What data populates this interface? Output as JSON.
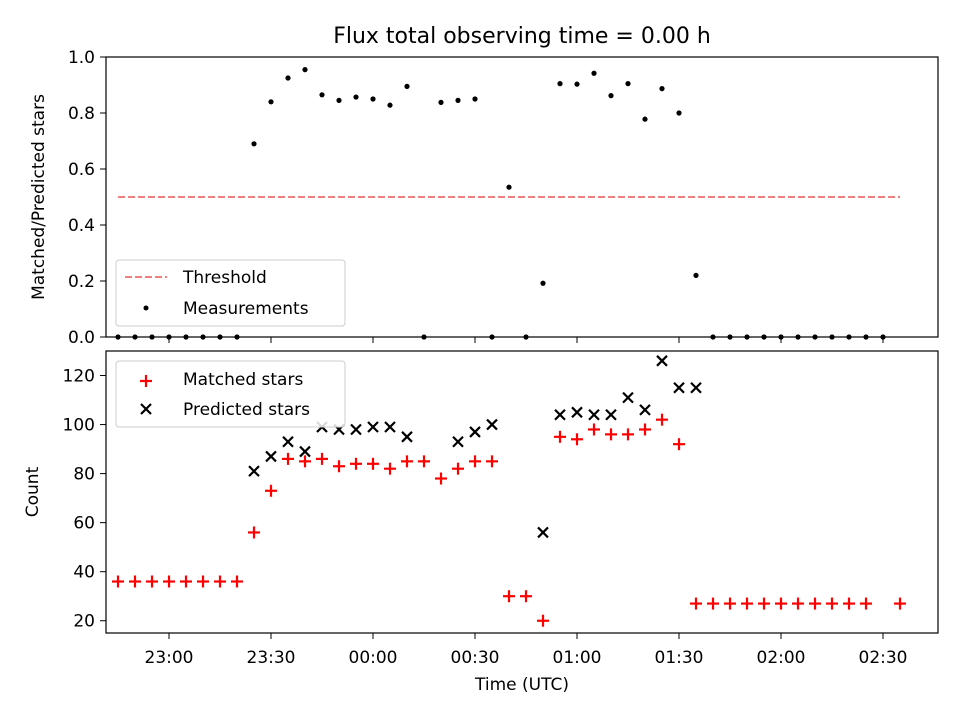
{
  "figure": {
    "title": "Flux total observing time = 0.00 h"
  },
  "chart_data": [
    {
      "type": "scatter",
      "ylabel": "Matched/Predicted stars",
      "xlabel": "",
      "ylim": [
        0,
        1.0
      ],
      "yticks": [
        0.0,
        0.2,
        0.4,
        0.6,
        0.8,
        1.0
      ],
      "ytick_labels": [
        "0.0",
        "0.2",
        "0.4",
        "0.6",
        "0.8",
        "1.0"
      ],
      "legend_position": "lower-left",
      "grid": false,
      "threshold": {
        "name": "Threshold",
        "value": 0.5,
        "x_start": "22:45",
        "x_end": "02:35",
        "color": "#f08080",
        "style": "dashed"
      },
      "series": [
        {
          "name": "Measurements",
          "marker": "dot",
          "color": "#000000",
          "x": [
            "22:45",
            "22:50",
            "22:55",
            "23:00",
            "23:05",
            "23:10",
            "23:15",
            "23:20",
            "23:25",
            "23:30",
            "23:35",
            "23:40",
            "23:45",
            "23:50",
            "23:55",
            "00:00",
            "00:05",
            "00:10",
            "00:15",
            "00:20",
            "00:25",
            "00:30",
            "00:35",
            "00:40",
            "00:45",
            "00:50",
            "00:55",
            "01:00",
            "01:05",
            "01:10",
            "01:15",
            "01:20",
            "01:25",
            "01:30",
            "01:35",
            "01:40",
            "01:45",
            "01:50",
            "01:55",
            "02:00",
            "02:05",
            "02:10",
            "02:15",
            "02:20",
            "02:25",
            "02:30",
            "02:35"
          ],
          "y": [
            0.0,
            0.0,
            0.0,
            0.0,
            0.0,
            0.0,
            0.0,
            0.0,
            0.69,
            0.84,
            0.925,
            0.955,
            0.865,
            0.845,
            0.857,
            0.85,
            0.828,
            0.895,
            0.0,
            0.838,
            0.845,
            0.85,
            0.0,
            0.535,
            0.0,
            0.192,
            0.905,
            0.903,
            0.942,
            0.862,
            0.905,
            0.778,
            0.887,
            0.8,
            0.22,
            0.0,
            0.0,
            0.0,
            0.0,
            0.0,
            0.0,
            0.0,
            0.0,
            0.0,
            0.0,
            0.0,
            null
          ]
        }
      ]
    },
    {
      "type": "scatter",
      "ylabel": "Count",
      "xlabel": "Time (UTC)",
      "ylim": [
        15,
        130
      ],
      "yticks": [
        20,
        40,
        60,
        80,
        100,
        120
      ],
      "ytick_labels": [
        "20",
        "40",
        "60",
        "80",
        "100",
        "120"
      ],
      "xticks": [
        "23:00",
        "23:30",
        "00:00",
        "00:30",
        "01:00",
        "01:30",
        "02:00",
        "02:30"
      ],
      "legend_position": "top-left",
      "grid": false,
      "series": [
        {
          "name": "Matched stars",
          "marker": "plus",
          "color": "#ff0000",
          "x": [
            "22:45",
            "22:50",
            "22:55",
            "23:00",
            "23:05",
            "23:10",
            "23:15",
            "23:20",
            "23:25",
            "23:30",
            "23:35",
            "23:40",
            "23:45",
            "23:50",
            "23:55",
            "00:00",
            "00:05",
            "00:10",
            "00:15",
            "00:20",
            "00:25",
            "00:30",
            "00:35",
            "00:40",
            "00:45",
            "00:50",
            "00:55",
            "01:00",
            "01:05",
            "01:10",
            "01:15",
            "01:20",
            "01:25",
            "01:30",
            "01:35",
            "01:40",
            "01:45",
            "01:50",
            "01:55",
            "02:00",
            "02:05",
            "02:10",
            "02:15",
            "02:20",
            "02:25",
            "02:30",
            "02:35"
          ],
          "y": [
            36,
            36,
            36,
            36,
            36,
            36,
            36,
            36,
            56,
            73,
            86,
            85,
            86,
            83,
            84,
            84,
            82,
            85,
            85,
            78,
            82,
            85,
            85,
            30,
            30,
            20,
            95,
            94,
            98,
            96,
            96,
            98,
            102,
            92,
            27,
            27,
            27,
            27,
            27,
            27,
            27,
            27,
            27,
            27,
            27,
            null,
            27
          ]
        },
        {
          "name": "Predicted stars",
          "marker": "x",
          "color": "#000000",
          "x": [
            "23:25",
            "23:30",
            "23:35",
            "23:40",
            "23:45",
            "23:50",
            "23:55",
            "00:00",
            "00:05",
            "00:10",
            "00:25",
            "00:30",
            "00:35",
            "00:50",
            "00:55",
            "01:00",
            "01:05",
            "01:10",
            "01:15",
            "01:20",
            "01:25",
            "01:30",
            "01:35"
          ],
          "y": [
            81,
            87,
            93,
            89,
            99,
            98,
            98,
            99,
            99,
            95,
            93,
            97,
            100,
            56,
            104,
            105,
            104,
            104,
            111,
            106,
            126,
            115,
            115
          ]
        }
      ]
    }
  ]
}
★ ★ ★
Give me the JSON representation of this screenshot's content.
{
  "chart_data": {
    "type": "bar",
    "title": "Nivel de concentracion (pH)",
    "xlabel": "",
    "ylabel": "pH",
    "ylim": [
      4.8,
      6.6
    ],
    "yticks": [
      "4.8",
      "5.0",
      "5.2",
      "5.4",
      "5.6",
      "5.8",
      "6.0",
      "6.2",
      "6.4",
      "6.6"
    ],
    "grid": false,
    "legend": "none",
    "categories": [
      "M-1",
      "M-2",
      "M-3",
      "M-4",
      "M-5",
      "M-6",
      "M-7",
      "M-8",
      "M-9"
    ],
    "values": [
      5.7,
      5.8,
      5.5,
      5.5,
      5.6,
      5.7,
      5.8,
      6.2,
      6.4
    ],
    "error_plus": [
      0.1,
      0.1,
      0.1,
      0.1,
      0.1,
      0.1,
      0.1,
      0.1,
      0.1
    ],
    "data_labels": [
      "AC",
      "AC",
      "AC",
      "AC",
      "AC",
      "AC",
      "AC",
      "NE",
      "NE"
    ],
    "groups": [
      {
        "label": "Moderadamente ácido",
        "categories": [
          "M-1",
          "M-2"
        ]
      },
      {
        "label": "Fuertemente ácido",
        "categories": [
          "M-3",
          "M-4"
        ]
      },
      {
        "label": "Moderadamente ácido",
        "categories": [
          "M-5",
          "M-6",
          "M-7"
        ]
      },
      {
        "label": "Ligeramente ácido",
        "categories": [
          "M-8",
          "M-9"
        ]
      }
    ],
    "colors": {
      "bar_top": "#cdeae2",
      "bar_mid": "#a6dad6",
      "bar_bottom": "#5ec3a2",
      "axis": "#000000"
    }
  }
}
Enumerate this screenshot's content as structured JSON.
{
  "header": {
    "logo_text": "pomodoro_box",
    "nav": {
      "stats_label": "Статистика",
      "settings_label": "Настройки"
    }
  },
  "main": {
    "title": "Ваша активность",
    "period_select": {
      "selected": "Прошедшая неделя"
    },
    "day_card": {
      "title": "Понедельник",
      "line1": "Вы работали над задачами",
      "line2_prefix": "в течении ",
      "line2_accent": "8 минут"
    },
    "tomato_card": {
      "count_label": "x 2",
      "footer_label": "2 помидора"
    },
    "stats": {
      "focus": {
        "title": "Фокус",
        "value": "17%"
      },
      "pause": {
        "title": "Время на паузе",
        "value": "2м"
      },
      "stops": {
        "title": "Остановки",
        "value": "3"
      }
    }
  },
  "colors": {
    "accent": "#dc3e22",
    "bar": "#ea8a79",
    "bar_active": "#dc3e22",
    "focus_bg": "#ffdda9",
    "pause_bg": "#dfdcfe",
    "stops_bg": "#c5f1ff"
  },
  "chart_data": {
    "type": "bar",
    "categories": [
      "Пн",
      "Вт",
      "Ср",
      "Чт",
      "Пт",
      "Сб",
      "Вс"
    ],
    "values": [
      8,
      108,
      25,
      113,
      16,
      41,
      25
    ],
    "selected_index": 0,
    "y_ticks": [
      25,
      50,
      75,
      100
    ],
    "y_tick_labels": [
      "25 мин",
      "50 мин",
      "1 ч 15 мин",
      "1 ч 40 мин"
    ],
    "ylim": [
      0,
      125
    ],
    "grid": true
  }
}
★ ★ ★
▶ _TASK GOAL_:
How many of the listing's lines contain "ácido"? Respond with a single number and nothing else.

▶ _RESPONSE TO THE EXERCISE_:
4